SHORT EXERCISE: Pull every line containing the word "范蠡西施隱居地" from the records.

LISTED RECORDS:
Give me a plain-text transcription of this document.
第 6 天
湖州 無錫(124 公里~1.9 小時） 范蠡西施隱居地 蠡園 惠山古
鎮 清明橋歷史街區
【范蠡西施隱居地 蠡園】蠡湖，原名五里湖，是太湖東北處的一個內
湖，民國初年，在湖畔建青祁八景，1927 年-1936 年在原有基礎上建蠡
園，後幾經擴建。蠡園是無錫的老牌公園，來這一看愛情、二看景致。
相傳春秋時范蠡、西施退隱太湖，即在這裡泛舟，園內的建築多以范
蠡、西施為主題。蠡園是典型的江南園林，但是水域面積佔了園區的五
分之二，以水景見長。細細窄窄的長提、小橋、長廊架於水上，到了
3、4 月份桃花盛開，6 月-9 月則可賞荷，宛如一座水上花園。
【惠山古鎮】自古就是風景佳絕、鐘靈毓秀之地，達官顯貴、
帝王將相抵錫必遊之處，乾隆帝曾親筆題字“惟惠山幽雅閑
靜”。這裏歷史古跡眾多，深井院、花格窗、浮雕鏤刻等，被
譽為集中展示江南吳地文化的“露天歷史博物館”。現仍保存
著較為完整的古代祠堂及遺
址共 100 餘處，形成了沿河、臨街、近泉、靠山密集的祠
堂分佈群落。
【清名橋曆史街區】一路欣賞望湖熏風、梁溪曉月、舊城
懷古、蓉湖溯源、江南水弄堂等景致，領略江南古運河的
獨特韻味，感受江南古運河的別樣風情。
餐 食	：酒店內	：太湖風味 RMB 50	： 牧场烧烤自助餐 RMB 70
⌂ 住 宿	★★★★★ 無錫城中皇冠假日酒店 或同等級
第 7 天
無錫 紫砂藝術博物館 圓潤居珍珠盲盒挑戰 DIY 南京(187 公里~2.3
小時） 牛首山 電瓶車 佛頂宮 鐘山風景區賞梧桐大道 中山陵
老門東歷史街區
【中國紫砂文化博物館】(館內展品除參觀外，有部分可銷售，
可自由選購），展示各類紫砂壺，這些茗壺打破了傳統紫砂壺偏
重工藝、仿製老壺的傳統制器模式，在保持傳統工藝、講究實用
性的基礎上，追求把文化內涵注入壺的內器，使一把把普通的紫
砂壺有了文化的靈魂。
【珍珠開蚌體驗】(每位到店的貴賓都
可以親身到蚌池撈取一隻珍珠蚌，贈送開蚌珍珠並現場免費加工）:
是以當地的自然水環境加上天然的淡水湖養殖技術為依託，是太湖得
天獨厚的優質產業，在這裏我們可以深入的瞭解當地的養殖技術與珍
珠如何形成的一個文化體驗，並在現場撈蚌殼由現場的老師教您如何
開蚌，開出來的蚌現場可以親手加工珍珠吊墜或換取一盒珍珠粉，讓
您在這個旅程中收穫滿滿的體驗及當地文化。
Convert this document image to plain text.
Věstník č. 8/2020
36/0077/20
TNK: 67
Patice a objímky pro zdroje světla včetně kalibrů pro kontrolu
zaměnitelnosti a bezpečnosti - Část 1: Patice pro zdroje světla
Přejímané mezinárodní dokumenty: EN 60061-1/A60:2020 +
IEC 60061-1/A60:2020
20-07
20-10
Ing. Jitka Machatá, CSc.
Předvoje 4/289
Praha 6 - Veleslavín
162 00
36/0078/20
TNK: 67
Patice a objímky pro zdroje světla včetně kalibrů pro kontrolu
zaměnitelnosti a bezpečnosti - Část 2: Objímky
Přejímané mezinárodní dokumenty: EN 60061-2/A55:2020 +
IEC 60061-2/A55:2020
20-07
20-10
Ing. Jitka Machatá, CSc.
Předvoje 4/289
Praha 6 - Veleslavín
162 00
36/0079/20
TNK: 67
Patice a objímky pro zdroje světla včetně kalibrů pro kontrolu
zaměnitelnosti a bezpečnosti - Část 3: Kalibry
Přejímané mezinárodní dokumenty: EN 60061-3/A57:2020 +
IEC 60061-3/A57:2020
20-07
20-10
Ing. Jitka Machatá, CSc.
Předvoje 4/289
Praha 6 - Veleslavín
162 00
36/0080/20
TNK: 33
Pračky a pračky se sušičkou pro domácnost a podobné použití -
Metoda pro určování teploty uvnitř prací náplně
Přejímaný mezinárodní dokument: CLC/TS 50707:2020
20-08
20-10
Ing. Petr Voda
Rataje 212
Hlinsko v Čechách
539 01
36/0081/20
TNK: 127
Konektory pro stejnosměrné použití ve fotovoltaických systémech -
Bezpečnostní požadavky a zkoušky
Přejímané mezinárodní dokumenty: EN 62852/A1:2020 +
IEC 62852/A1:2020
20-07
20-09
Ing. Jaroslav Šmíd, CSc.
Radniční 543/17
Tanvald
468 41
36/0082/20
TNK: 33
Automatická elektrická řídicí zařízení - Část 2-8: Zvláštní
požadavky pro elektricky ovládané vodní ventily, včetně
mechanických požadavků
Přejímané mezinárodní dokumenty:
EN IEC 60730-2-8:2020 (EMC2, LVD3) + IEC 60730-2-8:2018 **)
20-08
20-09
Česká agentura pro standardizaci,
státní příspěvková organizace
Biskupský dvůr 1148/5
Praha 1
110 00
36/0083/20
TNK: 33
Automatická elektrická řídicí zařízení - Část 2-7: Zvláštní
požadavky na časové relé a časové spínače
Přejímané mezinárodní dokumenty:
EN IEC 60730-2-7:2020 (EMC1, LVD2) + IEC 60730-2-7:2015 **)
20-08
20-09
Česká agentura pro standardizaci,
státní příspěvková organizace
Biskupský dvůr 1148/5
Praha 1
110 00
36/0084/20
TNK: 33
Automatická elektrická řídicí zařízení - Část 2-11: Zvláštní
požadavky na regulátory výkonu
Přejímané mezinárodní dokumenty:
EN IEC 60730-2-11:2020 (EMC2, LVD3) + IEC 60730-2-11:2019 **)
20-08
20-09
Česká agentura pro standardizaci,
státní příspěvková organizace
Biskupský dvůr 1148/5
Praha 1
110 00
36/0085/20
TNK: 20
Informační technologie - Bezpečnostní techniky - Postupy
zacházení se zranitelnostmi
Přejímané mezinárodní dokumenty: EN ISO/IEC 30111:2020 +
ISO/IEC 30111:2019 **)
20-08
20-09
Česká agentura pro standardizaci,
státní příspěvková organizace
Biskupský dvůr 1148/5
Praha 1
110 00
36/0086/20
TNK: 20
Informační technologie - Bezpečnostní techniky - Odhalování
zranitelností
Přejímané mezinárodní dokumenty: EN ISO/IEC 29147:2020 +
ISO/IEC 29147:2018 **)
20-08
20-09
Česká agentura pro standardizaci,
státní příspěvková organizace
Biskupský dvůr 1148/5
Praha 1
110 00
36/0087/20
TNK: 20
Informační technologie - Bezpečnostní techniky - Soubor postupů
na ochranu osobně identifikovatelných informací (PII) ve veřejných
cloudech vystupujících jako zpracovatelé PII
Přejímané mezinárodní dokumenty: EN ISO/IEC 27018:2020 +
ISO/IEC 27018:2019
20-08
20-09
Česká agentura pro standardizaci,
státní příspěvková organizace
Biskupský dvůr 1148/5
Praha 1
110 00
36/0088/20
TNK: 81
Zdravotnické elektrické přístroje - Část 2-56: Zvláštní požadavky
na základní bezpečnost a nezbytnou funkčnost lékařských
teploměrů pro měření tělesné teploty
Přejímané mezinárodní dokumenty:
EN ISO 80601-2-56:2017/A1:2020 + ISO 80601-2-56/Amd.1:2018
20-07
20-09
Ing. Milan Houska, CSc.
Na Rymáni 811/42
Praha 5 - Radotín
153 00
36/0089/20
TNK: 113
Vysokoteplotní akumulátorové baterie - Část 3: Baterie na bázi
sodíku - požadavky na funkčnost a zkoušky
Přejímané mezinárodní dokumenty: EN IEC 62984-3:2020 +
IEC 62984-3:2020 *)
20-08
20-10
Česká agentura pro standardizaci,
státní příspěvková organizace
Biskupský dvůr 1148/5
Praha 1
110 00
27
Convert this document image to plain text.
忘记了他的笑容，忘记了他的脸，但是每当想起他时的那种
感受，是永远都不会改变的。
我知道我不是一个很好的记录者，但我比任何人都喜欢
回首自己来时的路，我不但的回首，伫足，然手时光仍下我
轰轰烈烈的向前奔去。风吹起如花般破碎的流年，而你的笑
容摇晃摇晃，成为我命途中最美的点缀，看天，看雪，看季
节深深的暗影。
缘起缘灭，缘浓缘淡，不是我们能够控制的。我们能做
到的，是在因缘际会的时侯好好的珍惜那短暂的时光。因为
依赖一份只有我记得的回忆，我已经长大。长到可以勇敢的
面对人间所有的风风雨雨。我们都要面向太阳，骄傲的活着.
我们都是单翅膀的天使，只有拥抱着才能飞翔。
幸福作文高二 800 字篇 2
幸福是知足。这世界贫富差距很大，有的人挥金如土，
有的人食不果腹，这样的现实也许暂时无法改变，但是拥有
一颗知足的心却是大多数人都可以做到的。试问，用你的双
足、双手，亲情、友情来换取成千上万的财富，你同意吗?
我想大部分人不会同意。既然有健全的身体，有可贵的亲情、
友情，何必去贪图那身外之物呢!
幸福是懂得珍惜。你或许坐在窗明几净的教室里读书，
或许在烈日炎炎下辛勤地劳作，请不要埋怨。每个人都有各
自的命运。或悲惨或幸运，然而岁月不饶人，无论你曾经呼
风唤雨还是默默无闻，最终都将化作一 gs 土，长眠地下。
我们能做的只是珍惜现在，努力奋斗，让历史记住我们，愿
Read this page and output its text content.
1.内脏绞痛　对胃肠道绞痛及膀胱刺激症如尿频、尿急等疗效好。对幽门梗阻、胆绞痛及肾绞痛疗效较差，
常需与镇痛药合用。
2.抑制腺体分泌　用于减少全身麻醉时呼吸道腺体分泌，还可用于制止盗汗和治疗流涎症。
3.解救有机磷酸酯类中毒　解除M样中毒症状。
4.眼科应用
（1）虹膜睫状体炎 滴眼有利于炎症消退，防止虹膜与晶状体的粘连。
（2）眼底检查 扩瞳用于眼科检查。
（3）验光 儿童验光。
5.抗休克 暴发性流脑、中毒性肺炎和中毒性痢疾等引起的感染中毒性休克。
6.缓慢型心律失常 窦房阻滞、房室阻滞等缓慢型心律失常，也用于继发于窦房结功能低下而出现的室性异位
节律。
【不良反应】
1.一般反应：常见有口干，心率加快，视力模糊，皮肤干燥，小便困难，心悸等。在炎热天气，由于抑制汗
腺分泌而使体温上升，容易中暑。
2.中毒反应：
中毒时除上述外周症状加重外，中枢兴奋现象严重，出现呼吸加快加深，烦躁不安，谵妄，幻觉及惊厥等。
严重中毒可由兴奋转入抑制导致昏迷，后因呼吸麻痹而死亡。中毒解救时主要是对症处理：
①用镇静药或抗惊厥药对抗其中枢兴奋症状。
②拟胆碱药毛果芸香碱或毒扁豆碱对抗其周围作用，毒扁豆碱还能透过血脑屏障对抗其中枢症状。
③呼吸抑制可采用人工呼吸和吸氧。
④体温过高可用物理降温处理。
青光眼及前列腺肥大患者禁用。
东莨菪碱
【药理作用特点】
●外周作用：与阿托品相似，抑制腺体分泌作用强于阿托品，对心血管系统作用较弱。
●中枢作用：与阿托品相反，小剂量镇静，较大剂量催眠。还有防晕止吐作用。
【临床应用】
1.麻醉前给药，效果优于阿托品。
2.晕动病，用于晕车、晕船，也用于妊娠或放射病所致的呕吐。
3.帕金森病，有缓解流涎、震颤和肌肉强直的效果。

CORRECT ANSWER:
湖州 無錫(124 公里~1.9 小時） 范蠡西施隱居地 蠡園 惠山古
【范蠡西施隱居地 蠡園】蠡湖，原名五里湖，是太湖東北處的一個內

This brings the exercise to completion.